| Written instruction |
Omit all pictures and give the records below again exactly as written.

** Start of Given data **

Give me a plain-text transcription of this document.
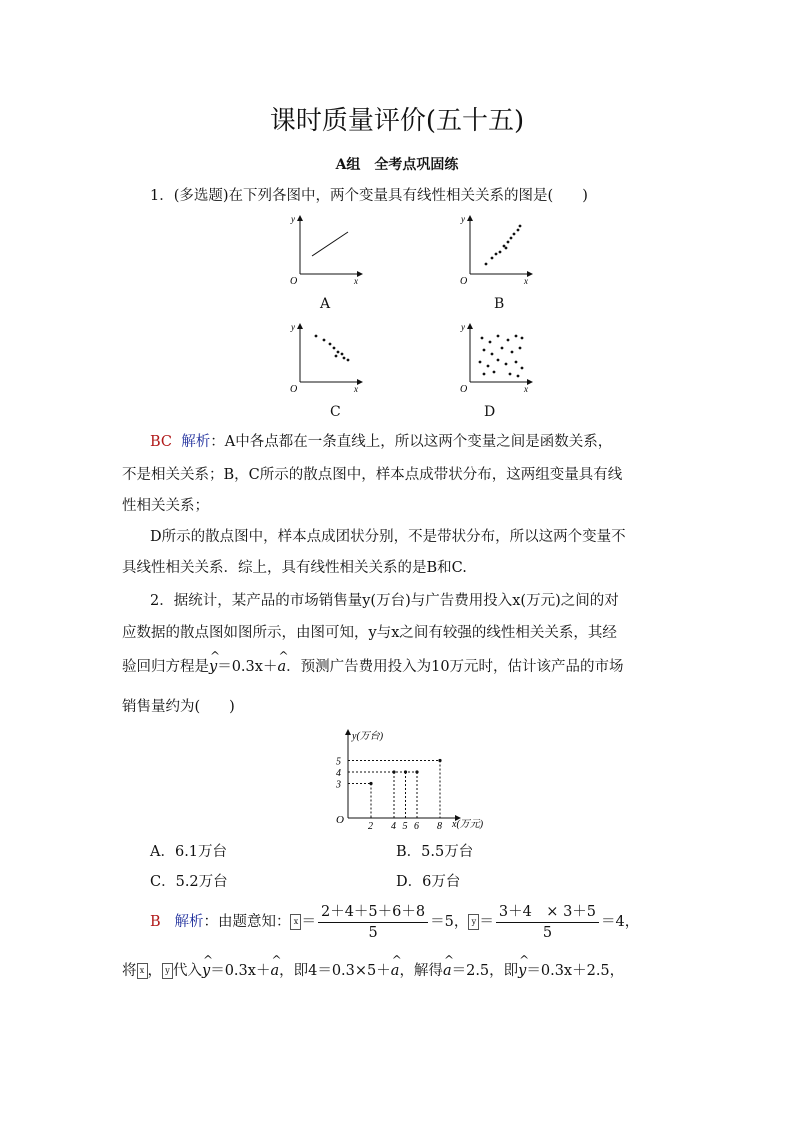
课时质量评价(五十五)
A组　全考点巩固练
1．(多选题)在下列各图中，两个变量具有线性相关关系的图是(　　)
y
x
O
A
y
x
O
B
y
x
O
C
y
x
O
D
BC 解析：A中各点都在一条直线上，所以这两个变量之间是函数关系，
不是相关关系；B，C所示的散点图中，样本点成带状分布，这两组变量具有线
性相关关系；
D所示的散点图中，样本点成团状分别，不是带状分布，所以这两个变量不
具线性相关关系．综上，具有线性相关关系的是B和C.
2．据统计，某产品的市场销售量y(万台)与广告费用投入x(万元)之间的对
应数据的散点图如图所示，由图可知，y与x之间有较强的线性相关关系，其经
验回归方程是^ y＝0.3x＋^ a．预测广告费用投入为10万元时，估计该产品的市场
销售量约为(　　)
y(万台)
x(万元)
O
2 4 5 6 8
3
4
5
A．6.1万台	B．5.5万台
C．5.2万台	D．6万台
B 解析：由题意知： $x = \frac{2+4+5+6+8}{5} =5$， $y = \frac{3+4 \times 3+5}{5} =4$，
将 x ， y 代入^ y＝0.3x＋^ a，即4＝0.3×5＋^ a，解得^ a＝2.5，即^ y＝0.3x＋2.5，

** End of Given data **

| Correct answer |
Give me a plain-text transcription of this document.
课时质量评价(五十五)
A组　全考点巩固练
1．(多选题)在下列各图中，两个变量具有线性相关关系的图是(　　)
y
x
O
A
y
x
O
B
y
x
O
C
y
x
O
D
BC 解析：A中各点都在一条直线上，所以这两个变量之间是函数关系，
不是相关关系；B，C所示的散点图中，样本点成带状分布，这两组变量具有线
性相关关系；
D所示的散点图中，样本点成团状分别，不是带状分布，所以这两个变量不
具线性相关关系．综上，具有线性相关关系的是B和C.
2．据统计，某产品的市场销售量y(万台)与广告费用投入x(万元)之间的对
应数据的散点图如图所示，由图可知，y与x之间有较强的线性相关关系，其经
验回归方程是^ y＝0.3x＋^ a．预测广告费用投入为10万元时，估计该产品的市场
销售量约为(　　)
y(万台)
x(万元)
O
2 4 5 6 8
3
4
5
A．6.1万台	B．5.5万台
C．5.2万台	D．6万台
B 解析：由题意知： $x = \frac{2+4+5+6+8}{5} =5$， $y = \frac{3+4 \times 3+5}{5} =4$，
将 x ， y 代入^ y＝0.3x＋^ a，即4＝0.3×5＋^ a，解得^ a＝2.5，即^ y＝0.3x＋2.5，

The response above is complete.